* **STATED TASK**
Search the entries below. Return every line that has "Entre" in it.

══════

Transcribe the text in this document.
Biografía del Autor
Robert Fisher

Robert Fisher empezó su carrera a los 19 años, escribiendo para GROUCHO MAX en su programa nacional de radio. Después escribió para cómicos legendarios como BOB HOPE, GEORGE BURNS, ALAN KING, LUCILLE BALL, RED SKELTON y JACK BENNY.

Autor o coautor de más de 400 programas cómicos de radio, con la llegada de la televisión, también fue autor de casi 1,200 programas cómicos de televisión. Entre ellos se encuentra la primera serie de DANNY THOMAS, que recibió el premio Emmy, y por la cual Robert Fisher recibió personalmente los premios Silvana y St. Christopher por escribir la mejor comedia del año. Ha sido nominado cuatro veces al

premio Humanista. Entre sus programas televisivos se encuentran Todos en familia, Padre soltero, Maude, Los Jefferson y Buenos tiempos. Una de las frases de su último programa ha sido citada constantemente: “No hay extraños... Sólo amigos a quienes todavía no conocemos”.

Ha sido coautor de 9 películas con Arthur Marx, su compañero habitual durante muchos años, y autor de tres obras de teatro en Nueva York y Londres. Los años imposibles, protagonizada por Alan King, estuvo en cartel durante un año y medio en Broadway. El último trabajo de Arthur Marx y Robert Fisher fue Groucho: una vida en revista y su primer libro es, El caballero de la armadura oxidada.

══════

* **TASK RESULT**
Autor o coautor de más de 400 programas cómicos de radio, con la llegada de la televisión, también fue autor de casi 1,200 programas cómicos de televisión. Entre ellos se encuentra la primera serie de DANNY THOMAS, que recibió el premio Emmy, y por la cual Robert Fisher recibió personalmente los premios Silvana y St. Christopher por escribir la mejor comedia del año. Ha sido nominado cuatro veces al
premio Humanista. Entre sus programas televisivos se encuentran Todos en familia, Padre soltero, Maude, Los Jefferson y Buenos tiempos. Una de las frases de su último programa ha sido citada constantemente: “No hay extraños... Sólo amigos a quienes todavía no conocemos”.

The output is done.